• [Exercise details]: Word for word, retype every entry in the listing.

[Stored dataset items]
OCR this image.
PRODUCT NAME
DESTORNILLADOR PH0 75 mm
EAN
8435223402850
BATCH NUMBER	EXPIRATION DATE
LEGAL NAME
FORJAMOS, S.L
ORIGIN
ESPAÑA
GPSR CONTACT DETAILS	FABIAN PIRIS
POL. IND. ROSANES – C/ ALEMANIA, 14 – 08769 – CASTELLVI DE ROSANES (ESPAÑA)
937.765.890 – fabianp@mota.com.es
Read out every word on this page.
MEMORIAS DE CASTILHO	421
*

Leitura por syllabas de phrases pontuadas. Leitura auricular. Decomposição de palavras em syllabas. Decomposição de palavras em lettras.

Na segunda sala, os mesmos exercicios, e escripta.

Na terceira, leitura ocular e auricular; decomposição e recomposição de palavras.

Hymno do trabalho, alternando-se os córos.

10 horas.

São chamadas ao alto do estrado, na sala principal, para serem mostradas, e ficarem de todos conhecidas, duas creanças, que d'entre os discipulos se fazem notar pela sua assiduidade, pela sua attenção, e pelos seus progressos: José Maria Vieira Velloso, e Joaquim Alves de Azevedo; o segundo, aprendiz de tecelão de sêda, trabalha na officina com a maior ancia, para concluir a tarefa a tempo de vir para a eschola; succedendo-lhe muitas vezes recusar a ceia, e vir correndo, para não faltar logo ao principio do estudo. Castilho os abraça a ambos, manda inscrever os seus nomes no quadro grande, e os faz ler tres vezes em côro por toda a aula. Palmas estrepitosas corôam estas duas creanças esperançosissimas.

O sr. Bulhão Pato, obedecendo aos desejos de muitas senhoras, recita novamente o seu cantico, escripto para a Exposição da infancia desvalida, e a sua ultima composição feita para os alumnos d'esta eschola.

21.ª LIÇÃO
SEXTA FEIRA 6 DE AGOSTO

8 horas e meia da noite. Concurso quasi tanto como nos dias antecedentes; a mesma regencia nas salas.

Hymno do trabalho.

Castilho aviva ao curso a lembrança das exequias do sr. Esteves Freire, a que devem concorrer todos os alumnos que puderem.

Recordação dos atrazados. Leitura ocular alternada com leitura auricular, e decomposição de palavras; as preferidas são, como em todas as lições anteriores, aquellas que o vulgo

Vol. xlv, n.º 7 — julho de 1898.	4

• [Complete response]:
OCR this image.
PRODUCT NAME
DESTORNILLADOR PH0 75 mm
EAN
8435223402850
BATCH NUMBER	EXPIRATION DATE
LEGAL NAME
FORJAMOS, S.L
ORIGIN
ESPAÑA
GPSR CONTACT DETAILS	FABIAN PIRIS
POL. IND. ROSANES – C/ ALEMANIA, 14 – 08769 – CASTELLVI DE ROSANES (ESPAÑA)
937.765.890 – fabianp@mota.com.es
Read out every word on this page.
MEMORIAS DE CASTILHO	421
*

Leitura por syllabas de phrases pontuadas. Leitura auricular. Decomposição de palavras em syllabas. Decomposição de palavras em lettras.

Na segunda sala, os mesmos exercicios, e escripta.

Na terceira, leitura ocular e auricular; decomposição e recomposição de palavras.

Hymno do trabalho, alternando-se os córos.

10 horas.

São chamadas ao alto do estrado, na sala principal, para serem mostradas, e ficarem de todos conhecidas, duas creanças, que d'entre os discipulos se fazem notar pela sua assiduidade, pela sua attenção, e pelos seus progressos: José Maria Vieira Velloso, e Joaquim Alves de Azevedo; o segundo, aprendiz de tecelão de sêda, trabalha na officina com a maior ancia, para concluir a tarefa a tempo de vir para a eschola; succedendo-lhe muitas vezes recusar a ceia, e vir correndo, para não faltar logo ao principio do estudo. Castilho os abraça a ambos, manda inscrever os seus nomes no quadro grande, e os faz ler tres vezes em côro por toda a aula. Palmas estrepitosas corôam estas duas creanças esperançosissimas.

O sr. Bulhão Pato, obedecendo aos desejos de muitas senhoras, recita novamente o seu cantico, escripto para a Exposição da infancia desvalida, e a sua ultima composição feita para os alumnos d'esta eschola.

21.ª LIÇÃO
SEXTA FEIRA 6 DE AGOSTO

8 horas e meia da noite. Concurso quasi tanto como nos dias antecedentes; a mesma regencia nas salas.

Hymno do trabalho.

Castilho aviva ao curso a lembrança das exequias do sr. Esteves Freire, a que devem concorrer todos os alumnos que puderem.

Recordação dos atrazados. Leitura ocular alternada com leitura auricular, e decomposição de palavras; as preferidas são, como em todas as lições anteriores, aquellas que o vulgo

Vol. xlv, n.º 7 — julho de 1898.	4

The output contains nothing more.